Aşağıdaki satırların tamamını, boş satırları dışarıda bırakarak numaralı bir liste hâlinde yeniden yazınız.

+---+

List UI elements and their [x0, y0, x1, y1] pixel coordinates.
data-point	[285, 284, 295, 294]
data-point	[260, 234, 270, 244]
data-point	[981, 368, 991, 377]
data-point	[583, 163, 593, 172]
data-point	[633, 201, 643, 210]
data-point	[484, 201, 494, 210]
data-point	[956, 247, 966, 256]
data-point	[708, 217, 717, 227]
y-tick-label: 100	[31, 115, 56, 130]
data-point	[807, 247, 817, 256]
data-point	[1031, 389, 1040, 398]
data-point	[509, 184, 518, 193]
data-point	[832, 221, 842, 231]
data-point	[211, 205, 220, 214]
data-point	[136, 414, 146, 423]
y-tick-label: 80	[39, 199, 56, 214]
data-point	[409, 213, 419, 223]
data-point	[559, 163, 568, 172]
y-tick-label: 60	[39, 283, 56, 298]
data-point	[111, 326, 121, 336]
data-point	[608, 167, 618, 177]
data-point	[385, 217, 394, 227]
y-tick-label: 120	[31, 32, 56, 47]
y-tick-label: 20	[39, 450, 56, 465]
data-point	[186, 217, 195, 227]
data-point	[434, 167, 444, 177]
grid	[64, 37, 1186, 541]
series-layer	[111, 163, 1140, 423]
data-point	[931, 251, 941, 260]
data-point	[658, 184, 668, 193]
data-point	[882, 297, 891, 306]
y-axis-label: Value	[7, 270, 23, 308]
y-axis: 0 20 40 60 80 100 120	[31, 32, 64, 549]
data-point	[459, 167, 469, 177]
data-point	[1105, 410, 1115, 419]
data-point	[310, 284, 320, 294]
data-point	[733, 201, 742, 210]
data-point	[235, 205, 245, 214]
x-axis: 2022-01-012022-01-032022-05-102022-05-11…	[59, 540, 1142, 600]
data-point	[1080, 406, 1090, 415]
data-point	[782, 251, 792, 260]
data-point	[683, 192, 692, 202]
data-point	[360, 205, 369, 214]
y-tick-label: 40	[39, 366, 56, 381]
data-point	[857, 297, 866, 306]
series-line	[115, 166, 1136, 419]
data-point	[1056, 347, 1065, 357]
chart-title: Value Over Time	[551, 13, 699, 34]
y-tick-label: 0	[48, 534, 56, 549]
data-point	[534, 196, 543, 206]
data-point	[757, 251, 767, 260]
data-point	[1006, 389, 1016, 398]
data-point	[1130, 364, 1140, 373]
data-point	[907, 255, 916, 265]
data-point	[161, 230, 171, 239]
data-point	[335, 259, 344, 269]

+---+

# Çözüm
1. List UI elements and their [x0, y0, x1, y1] pixel coordinates.
2. data-point	[285, 284, 295, 294]
3. data-point	[260, 234, 270, 244]
4. data-point	[981, 368, 991, 377]
5. data-point	[583, 163, 593, 172]
6. data-point	[633, 201, 643, 210]
7. data-point	[484, 201, 494, 210]
8. data-point	[956, 247, 966, 256]
9. data-point	[708, 217, 717, 227]
10. y-tick-label: 100	[31, 115, 56, 130]
11. data-point	[807, 247, 817, 256]
12. data-point	[1031, 389, 1040, 398]
13. data-point	[509, 184, 518, 193]
14. data-point	[832, 221, 842, 231]
15. data-point	[211, 205, 220, 214]
16. data-point	[136, 414, 146, 423]
17. y-tick-label: 80	[39, 199, 56, 214]
18. data-point	[409, 213, 419, 223]
19. data-point	[559, 163, 568, 172]
20. y-tick-label: 60	[39, 283, 56, 298]
21. data-point	[111, 326, 121, 336]
22. data-point	[608, 167, 618, 177]
23. data-point	[385, 217, 394, 227]
24. y-tick-label: 120	[31, 32, 56, 47]
25. y-tick-label: 20	[39, 450, 56, 465]
26. data-point	[186, 217, 195, 227]
27. data-point	[434, 167, 444, 177]
28. grid	[64, 37, 1186, 541]
29. series-layer	[111, 163, 1140, 423]
30. data-point	[931, 251, 941, 260]
31. data-point	[658, 184, 668, 193]
32. data-point	[882, 297, 891, 306]
33. y-axis-label: Value	[7, 270, 23, 308]
34. y-axis: 0 20 40 60 80 100 120	[31, 32, 64, 549]
35. data-point	[459, 167, 469, 177]
36. data-point	[1105, 410, 1115, 419]
37. data-point	[310, 284, 320, 294]
38. data-point	[733, 201, 742, 210]
39. data-point	[235, 205, 245, 214]
40. x-axis: 2022-01-012022-01-032022-05-102022-05-11…	[59, 540, 1142, 600]
41. data-point	[1080, 406, 1090, 415]
42. data-point	[782, 251, 792, 260]
43. data-point	[683, 192, 692, 202]
44. data-point	[360, 205, 369, 214]
45. y-tick-label: 40	[39, 366, 56, 381]
46. data-point	[857, 297, 866, 306]
47. series-line	[115, 166, 1136, 419]
48. data-point	[1056, 347, 1065, 357]
49. chart-title: Value Over Time	[551, 13, 699, 34]
50. y-tick-label: 0	[48, 534, 56, 549]
51. data-point	[534, 196, 543, 206]
52. data-point	[757, 251, 767, 260]
53. data-point	[1006, 389, 1016, 398]
54. data-point	[1130, 364, 1140, 373]
55. data-point	[907, 255, 916, 265]
56. data-point	[161, 230, 171, 239]
57. data-point	[335, 259, 344, 269]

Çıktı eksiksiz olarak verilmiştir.